## Document section
--

How to Merge SOEP Data in Stata

This example focuses on merging one or more datasets for further analysis. In general, there are several ways to combine datasets:

  • add some extra characteristics to observations using the merge command

  • add some extra observations using the append command

  • create all pair combinations within the groups using the joinby command

In this chapter we will deal with the commands merge and joinby.

Merging two datasets requires that both have at least one variable in common (either string or numeric). This is called the key variable (for moreg information see Dataset Identifiers). Make sure that the key variables have the same notation and the same name (e.g. Person ID etc.), otherwise we will receive an error message. Examine each dataset separately before merging them. Make sure that you use all possible key variables. Depending on the data format, SOEP datasets usually have one or two key variables which can be found in the section Tracking Data in the column identifier (ID).

merge steps

Basically, for the merge you need three steps.

  • Open the desired dataset which is called the master dataset.

  • Add the second dataset which is called the using dataset.

  • Save the new generated dataset.

Type help merge in the STATA command line for details.

types of merges

There are three types of match merges that we frequently use.

merge 1:1

With the one-to-one merge, one observation from one dataset is matched to one observation in the other dataset. Therefore, the data are at the same level of analysis e.g. individuals to individuals. Use a unique key variable in both the master and the using datasets to merge files. Use isid in the STATA command line to find out if a variable is unique.

merge 1:m or merge m:1

In one-to-many and many-to-one merges, one observation from one dataset is matched to many observations in the other dataset. If the master dataset has many observations to match with the single observation in the using dataset, we use m:1; or we use 1:m if it is the using dataset that has many to match. e.g. households to individuals or individuals to households. One-to-many or many-to-one merges are most frequently met when dealing with hierarchical data.

_merge

After the merge the variable _merge will be automatically created. It tells us how the observations have been matched. Usually, the _merge variable has three values:

  • _merge == 1, observation appeared in the master file only

  • _merge == 2, observation appeared in the using file only

  • _merge == 3, observation appeared in both files

The _merge variable must be dropped or renamed before we perform the next merge.

--

## Problem details
Extract the passage from the guide on merging SOEP data in Stata word for word, beginning at the words "Basically, for the" and stopping after the words "new generated dataset.".

## Data excerpt
--

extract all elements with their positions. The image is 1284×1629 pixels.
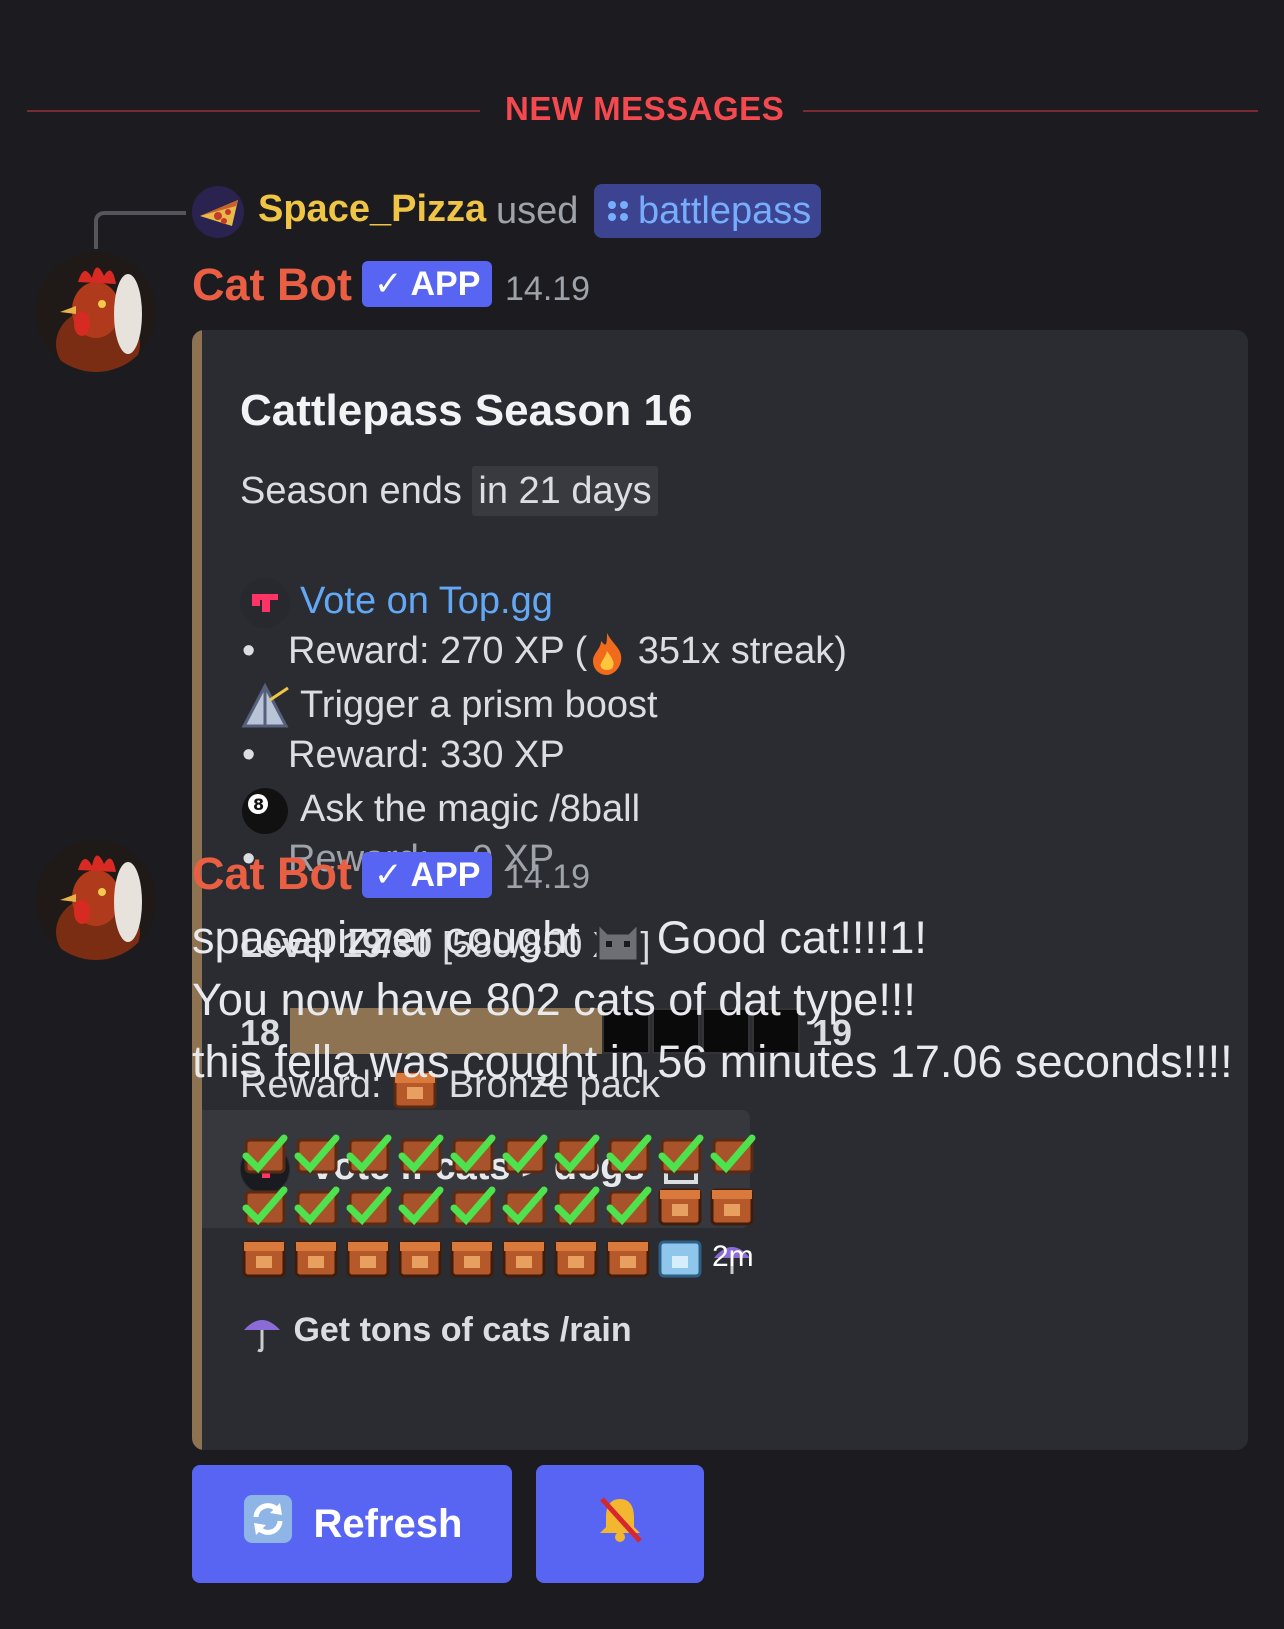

--

## Final answer
Basically, for the merge you need three steps.

  • Open the desired dataset which is called the master dataset.

  • Add the second dataset which is called the using dataset.

  • Save the new generated dataset.